Your goal:
Will you output all of the data below exactly, omitting the images?

Records for this exercise:
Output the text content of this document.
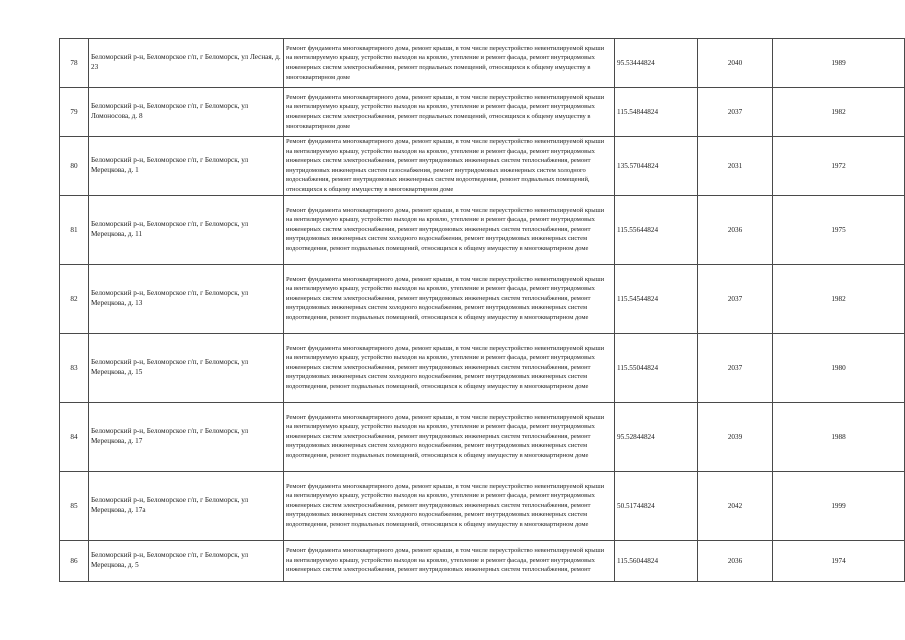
78	Беломорский р-н, Беломорское г/п, г Беломорск, ул Лесная, д. 23	Ремонт фундамента многоквартирного дома, ремонт крыши, в том числе переустройство невентилируемой крыши на вентилируемую крышу, устройство выходов на кровлю, утепление и ремонт фасада, ремонт внутридомовых инженерных систем электроснабжения, ремонт подвальных помещений, относящихся к общему имуществу в многоквартирном доме	95.53444824	2040	1989
79	Беломорский р-н, Беломорское г/п, г Беломорск, ул Ломоносова, д. 8	Ремонт фундамента многоквартирного дома, ремонт крыши, в том числе переустройство невентилируемой крыши на вентилируемую крышу, устройство выходов на кровлю, утепление и ремонт фасада, ремонт внутридомовых инженерных систем электроснабжения, ремонт подвальных помещений, относящихся к общему имуществу в многоквартирном доме	115.54844824	2037	1982
80	Беломорский р-н, Беломорское г/п, г Беломорск, ул Мерецкова, д. 1	Ремонт фундамента многоквартирного дома, ремонт крыши, в том числе переустройство невентилируемой крыши на вентилируемую крышу, устройство выходов на кровлю, утепление и ремонт фасада, ремонт внутридомовых инженерных систем электроснабжения, ремонт внутридомовых инженерных систем теплоснабжения, ремонт внутридомовых инженерных систем газоснабжения, ремонт внутридомовых инженерных систем холодного водоснабжения, ремонт внутридомовых инженерных систем водоотведения, ремонт подвальных помещений, относящихся к общему имуществу в многоквартирном доме	135.57044824	2031	1972
81	Беломорский р-н, Беломорское г/п, г Беломорск, ул Мерецкова, д. 11	Ремонт фундамента многоквартирного дома, ремонт крыши, в том числе переустройство невентилируемой крыши на вентилируемую крышу, устройство выходов на кровлю, утепление и ремонт фасада, ремонт внутридомовых инженерных систем электроснабжения, ремонт внутридомовых инженерных систем теплоснабжения, ремонт внутридомовых инженерных систем холодного водоснабжения, ремонт внутридомовых инженерных систем водоотведения, ремонт подвальных помещений, относящихся к общему имуществу в многоквартирном доме	115.55644824	2036	1975
82	Беломорский р-н, Беломорское г/п, г Беломорск, ул Мерецкова, д. 13	Ремонт фундамента многоквартирного дома, ремонт крыши, в том числе переустройство невентилируемой крыши на вентилируемую крышу, устройство выходов на кровлю, утепление и ремонт фасада, ремонт внутридомовых инженерных систем электроснабжения, ремонт внутридомовых инженерных систем теплоснабжения, ремонт внутридомовых инженерных систем холодного водоснабжения, ремонт внутридомовых инженерных систем водоотведения, ремонт подвальных помещений, относящихся к общему имуществу в многоквартирном доме	115.54544824	2037	1982
83	Беломорский р-н, Беломорское г/п, г Беломорск, ул Мерецкова, д. 15	Ремонт фундамента многоквартирного дома, ремонт крыши, в том числе переустройство невентилируемой крыши на вентилируемую крышу, устройство выходов на кровлю, утепление и ремонт фасада, ремонт внутридомовых инженерных систем электроснабжения, ремонт внутридомовых инженерных систем теплоснабжения, ремонт внутридомовых инженерных систем холодного водоснабжения, ремонт внутридомовых инженерных систем водоотведения, ремонт подвальных помещений, относящихся к общему имуществу в многоквартирном доме	115.55044824	2037	1980
84	Беломорский р-н, Беломорское г/п, г Беломорск, ул Мерецкова, д. 17	Ремонт фундамента многоквартирного дома, ремонт крыши, в том числе переустройство невентилируемой крыши на вентилируемую крышу, устройство выходов на кровлю, утепление и ремонт фасада, ремонт внутридомовых инженерных систем электроснабжения, ремонт внутридомовых инженерных систем теплоснабжения, ремонт внутридомовых инженерных систем холодного водоснабжения, ремонт внутридомовых инженерных систем водоотведения, ремонт подвальных помещений, относящихся к общему имуществу в многоквартирном доме	95.52844824	2039	1988
85	Беломорский р-н, Беломорское г/п, г Беломорск, ул Мерецкова, д. 17а	Ремонт фундамента многоквартирного дома, ремонт крыши, в том числе переустройство невентилируемой крыши на вентилируемую крышу, устройство выходов на кровлю, утепление и ремонт фасада, ремонт внутридомовых инженерных систем электроснабжения, ремонт внутридомовых инженерных систем теплоснабжения, ремонт внутридомовых инженерных систем холодного водоснабжения, ремонт внутридомовых инженерных систем водоотведения, ремонт подвальных помещений, относящихся к общему имуществу в многоквартирном доме	50.51744824	2042	1999
86	Беломорский р-н, Беломорское г/п, г Беломорск, ул Мерецкова, д. 5	Ремонт фундамента многоквартирного дома, ремонт крыши, в том числе переустройство невентилируемой крыши на вентилируемую крышу, устройство выходов на кровлю, утепление и ремонт фасада, ремонт внутридомовых инженерных систем электроснабжения, ремонт внутридомовых инженерных систем теплоснабжения, ремонт	115.56044824	2036	1974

Exercise result:
Output the text content of this document.
78	Беломорский р-н, Беломорское г/п, г Беломорск, ул Лесная, д. 23	Ремонт фундамента многоквартирного дома, ремонт крыши, в том числе переустройство невентилируемой крыши на вентилируемую крышу, устройство выходов на кровлю, утепление и ремонт фасада, ремонт внутридомовых инженерных систем электроснабжения, ремонт подвальных помещений, относящихся к общему имуществу в многоквартирном доме	95.53444824	2040	1989
79	Беломорский р-н, Беломорское г/п, г Беломорск, ул Ломоносова, д. 8	Ремонт фундамента многоквартирного дома, ремонт крыши, в том числе переустройство невентилируемой крыши на вентилируемую крышу, устройство выходов на кровлю, утепление и ремонт фасада, ремонт внутридомовых инженерных систем электроснабжения, ремонт подвальных помещений, относящихся к общему имуществу в многоквартирном доме	115.54844824	2037	1982
80	Беломорский р-н, Беломорское г/п, г Беломорск, ул Мерецкова, д. 1	Ремонт фундамента многоквартирного дома, ремонт крыши, в том числе переустройство невентилируемой крыши на вентилируемую крышу, устройство выходов на кровлю, утепление и ремонт фасада, ремонт внутридомовых инженерных систем электроснабжения, ремонт внутридомовых инженерных систем теплоснабжения, ремонт внутридомовых инженерных систем газоснабжения, ремонт внутридомовых инженерных систем холодного водоснабжения, ремонт внутридомовых инженерных систем водоотведения, ремонт подвальных помещений, относящихся к общему имуществу в многоквартирном доме	135.57044824	2031	1972
81	Беломорский р-н, Беломорское г/п, г Беломорск, ул Мерецкова, д. 11	Ремонт фундамента многоквартирного дома, ремонт крыши, в том числе переустройство невентилируемой крыши на вентилируемую крышу, устройство выходов на кровлю, утепление и ремонт фасада, ремонт внутридомовых инженерных систем электроснабжения, ремонт внутридомовых инженерных систем теплоснабжения, ремонт внутридомовых инженерных систем холодного водоснабжения, ремонт внутридомовых инженерных систем водоотведения, ремонт подвальных помещений, относящихся к общему имуществу в многоквартирном доме	115.55644824	2036	1975
82	Беломорский р-н, Беломорское г/п, г Беломорск, ул Мерецкова, д. 13	Ремонт фундамента многоквартирного дома, ремонт крыши, в том числе переустройство невентилируемой крыши на вентилируемую крышу, устройство выходов на кровлю, утепление и ремонт фасада, ремонт внутридомовых инженерных систем электроснабжения, ремонт внутридомовых инженерных систем теплоснабжения, ремонт внутридомовых инженерных систем холодного водоснабжения, ремонт внутридомовых инженерных систем водоотведения, ремонт подвальных помещений, относящихся к общему имуществу в многоквартирном доме	115.54544824	2037	1982
83	Беломорский р-н, Беломорское г/п, г Беломорск, ул Мерецкова, д. 15	Ремонт фундамента многоквартирного дома, ремонт крыши, в том числе переустройство невентилируемой крыши на вентилируемую крышу, устройство выходов на кровлю, утепление и ремонт фасада, ремонт внутридомовых инженерных систем электроснабжения, ремонт внутридомовых инженерных систем теплоснабжения, ремонт внутридомовых инженерных систем холодного водоснабжения, ремонт внутридомовых инженерных систем водоотведения, ремонт подвальных помещений, относящихся к общему имуществу в многоквартирном доме	115.55044824	2037	1980
84	Беломорский р-н, Беломорское г/п, г Беломорск, ул Мерецкова, д. 17	Ремонт фундамента многоквартирного дома, ремонт крыши, в том числе переустройство невентилируемой крыши на вентилируемую крышу, устройство выходов на кровлю, утепление и ремонт фасада, ремонт внутридомовых инженерных систем электроснабжения, ремонт внутридомовых инженерных систем теплоснабжения, ремонт внутридомовых инженерных систем холодного водоснабжения, ремонт внутридомовых инженерных систем водоотведения, ремонт подвальных помещений, относящихся к общему имуществу в многоквартирном доме	95.52844824	2039	1988
85	Беломорский р-н, Беломорское г/п, г Беломорск, ул Мерецкова, д. 17а	Ремонт фундамента многоквартирного дома, ремонт крыши, в том числе переустройство невентилируемой крыши на вентилируемую крышу, устройство выходов на кровлю, утепление и ремонт фасада, ремонт внутридомовых инженерных систем электроснабжения, ремонт внутридомовых инженерных систем теплоснабжения, ремонт внутридомовых инженерных систем холодного водоснабжения, ремонт внутридомовых инженерных систем водоотведения, ремонт подвальных помещений, относящихся к общему имуществу в многоквартирном доме	50.51744824	2042	1999
86	Беломорский р-н, Беломорское г/п, г Беломорск, ул Мерецкова, д. 5	Ремонт фундамента многоквартирного дома, ремонт крыши, в том числе переустройство невентилируемой крыши на вентилируемую крышу, устройство выходов на кровлю, утепление и ремонт фасада, ремонт внутридомовых инженерных систем электроснабжения, ремонт внутридомовых инженерных систем теплоснабжения, ремонт	115.56044824	2036	1974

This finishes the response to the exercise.